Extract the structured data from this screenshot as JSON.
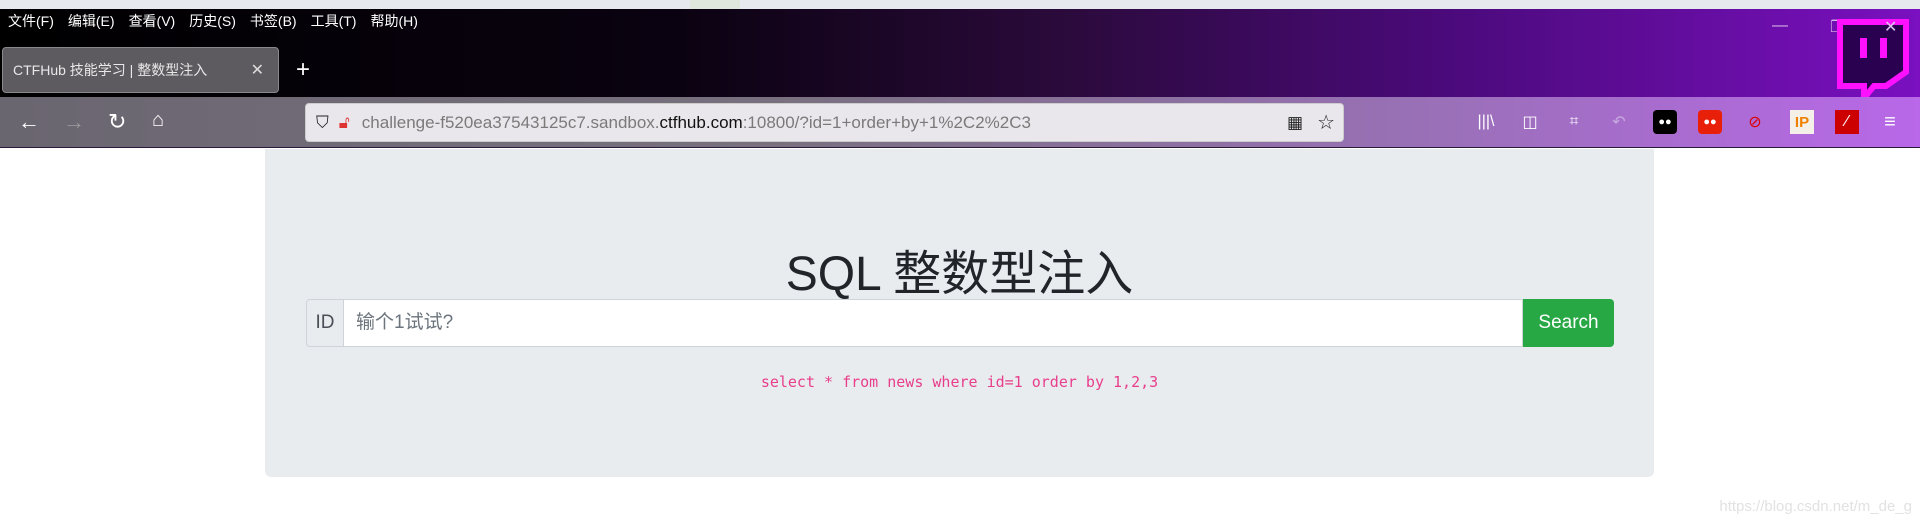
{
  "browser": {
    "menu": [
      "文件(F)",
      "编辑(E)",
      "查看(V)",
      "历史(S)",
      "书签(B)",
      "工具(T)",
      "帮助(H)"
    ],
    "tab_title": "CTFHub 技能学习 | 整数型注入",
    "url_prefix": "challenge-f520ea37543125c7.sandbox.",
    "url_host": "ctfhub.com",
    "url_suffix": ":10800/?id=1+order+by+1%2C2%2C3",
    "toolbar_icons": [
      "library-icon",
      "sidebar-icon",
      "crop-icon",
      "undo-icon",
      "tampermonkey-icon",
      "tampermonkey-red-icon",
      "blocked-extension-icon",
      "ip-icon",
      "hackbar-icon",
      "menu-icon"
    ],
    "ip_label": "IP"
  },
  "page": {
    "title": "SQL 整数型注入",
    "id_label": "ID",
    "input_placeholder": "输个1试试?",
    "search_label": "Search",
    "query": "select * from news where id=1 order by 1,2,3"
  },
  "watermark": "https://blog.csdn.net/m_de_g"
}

━━━━━━━━━━━━━━━━━━━━

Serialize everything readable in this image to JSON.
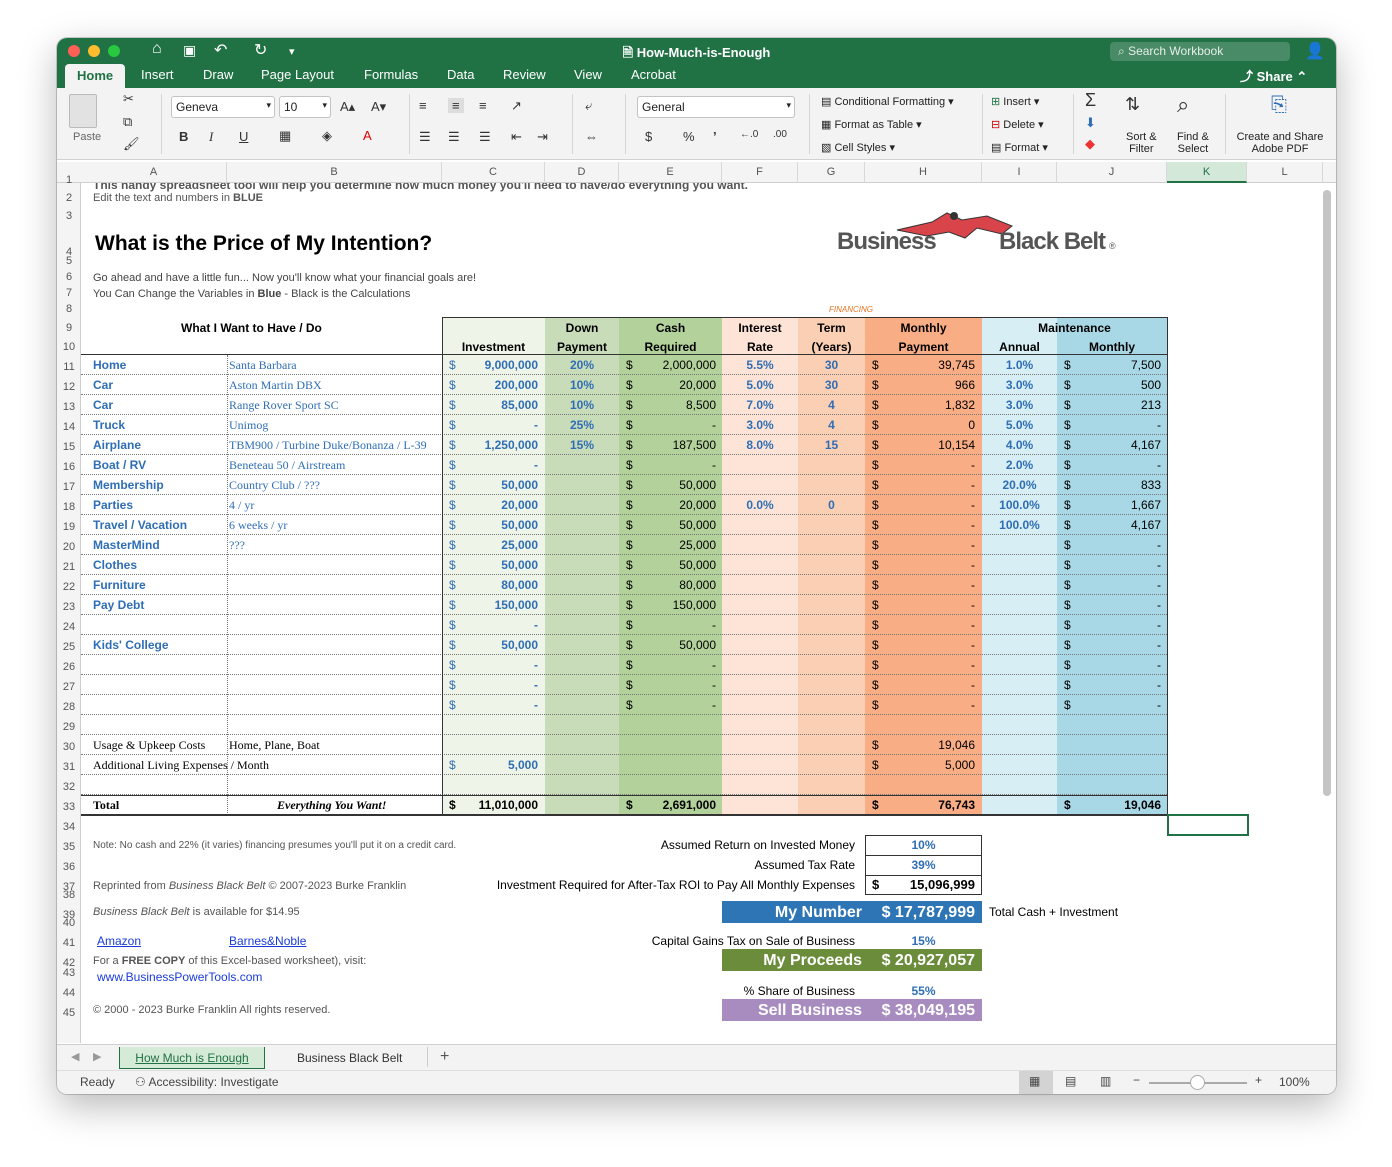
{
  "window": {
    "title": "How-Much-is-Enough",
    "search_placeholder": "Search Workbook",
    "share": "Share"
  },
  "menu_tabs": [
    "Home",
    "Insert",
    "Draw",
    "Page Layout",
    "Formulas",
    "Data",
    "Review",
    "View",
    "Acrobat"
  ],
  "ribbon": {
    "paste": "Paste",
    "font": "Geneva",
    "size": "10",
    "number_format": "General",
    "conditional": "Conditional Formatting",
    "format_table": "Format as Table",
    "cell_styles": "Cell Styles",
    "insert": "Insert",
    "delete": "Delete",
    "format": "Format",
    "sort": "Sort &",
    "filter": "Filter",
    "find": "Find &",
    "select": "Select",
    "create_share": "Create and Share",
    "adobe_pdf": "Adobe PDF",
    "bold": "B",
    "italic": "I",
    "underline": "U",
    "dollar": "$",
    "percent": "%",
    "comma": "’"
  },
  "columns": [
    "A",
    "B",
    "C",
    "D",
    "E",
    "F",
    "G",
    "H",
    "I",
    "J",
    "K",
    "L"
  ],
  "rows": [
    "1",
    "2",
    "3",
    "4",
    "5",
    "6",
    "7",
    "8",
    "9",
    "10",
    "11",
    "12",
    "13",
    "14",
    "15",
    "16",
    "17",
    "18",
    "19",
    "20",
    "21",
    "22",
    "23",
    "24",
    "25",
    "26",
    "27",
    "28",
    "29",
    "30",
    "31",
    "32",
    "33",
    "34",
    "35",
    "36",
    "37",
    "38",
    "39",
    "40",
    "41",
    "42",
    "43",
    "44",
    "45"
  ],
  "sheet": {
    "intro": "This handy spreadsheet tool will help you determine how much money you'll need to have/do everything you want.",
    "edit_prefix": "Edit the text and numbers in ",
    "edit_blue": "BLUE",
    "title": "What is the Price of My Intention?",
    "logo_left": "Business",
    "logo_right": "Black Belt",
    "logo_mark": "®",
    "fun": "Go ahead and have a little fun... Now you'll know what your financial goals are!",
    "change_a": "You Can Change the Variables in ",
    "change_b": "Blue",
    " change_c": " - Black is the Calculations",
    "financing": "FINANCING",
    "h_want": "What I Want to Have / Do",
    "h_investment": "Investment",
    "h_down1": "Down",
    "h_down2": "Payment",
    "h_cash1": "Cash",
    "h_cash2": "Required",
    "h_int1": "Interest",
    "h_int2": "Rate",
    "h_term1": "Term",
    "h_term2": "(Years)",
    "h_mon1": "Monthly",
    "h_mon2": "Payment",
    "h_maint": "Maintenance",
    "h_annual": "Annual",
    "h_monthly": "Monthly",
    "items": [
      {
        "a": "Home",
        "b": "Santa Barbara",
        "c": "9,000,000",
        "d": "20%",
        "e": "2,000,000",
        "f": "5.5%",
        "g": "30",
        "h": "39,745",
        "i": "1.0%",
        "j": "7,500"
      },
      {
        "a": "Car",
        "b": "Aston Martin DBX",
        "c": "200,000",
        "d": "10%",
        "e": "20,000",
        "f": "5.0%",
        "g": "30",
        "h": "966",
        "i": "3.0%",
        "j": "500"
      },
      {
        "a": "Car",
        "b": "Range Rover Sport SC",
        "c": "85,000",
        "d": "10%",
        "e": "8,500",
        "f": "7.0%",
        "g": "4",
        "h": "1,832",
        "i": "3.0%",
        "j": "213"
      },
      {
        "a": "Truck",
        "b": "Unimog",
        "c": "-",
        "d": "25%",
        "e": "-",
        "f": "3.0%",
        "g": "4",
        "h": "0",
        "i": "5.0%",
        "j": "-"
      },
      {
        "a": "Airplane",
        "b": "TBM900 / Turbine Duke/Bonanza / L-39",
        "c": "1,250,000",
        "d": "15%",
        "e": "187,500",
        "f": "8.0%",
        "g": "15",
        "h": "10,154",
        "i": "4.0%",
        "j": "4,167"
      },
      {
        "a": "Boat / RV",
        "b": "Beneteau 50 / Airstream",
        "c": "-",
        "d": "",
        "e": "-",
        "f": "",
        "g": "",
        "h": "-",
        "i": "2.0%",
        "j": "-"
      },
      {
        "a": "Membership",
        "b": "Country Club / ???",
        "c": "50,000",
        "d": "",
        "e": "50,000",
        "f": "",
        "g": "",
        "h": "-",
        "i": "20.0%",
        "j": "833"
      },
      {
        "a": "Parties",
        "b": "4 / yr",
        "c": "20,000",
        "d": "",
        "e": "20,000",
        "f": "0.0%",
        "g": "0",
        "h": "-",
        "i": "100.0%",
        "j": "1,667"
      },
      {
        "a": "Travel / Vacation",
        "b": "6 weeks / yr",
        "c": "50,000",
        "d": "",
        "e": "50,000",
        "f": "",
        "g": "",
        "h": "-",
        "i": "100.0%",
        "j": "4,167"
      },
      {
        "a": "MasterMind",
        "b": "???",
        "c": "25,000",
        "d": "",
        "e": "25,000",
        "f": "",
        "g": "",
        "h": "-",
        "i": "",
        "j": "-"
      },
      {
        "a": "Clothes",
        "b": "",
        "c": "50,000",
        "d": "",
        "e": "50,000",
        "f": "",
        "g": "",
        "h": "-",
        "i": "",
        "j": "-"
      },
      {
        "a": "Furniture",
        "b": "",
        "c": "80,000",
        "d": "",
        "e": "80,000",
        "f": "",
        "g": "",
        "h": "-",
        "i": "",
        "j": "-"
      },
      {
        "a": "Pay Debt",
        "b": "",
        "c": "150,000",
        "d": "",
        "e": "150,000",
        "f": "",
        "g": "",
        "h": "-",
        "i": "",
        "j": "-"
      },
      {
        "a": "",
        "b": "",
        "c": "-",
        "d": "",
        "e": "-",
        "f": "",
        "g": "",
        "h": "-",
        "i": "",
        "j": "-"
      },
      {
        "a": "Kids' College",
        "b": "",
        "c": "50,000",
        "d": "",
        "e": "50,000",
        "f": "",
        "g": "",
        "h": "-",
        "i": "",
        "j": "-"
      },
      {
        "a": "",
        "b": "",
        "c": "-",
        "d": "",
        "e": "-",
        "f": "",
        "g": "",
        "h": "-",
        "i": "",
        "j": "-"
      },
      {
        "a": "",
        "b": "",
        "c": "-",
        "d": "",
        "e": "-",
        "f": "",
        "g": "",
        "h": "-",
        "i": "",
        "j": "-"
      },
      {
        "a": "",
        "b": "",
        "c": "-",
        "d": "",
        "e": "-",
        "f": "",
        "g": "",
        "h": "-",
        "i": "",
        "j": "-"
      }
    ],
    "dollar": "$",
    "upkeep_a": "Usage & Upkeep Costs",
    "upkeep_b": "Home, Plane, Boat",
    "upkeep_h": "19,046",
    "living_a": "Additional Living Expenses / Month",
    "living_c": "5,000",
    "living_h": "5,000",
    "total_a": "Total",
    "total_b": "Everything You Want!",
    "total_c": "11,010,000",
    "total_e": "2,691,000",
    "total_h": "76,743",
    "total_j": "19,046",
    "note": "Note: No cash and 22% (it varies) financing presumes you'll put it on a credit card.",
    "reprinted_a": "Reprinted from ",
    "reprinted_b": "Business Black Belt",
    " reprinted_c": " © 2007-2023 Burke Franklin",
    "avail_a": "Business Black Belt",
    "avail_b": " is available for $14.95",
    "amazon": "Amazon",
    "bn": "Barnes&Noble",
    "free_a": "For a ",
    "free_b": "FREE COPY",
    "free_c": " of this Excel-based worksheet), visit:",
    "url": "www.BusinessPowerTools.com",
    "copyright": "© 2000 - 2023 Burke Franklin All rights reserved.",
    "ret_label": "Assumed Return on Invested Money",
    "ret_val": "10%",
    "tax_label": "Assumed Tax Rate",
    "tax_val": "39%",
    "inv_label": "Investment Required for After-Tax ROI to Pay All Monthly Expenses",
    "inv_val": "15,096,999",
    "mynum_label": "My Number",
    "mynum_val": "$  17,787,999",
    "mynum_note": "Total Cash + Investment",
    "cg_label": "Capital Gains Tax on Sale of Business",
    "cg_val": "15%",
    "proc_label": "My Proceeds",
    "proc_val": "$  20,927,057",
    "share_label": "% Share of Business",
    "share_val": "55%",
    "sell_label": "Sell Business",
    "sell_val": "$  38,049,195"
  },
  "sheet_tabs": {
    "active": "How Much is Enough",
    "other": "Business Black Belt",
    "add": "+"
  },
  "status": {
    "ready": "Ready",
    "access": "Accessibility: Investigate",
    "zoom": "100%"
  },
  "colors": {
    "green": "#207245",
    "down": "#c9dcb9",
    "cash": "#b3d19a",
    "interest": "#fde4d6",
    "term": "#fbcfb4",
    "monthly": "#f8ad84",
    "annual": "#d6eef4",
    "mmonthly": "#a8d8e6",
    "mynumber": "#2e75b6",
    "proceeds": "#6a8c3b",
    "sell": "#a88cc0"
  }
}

━━━━━━━━━━━━━━━━━━━━

[TASK DIRECTIONS] Sift through the entries and copy every line with "Black".

[FINAL ANSWER]
    "logo_right": "Black Belt",
    " change_c": " - Black is the Calculations",
    "reprinted_b": "Business Black Belt",
    "avail_a": "Business Black Belt",
    "other": "Business Black Belt",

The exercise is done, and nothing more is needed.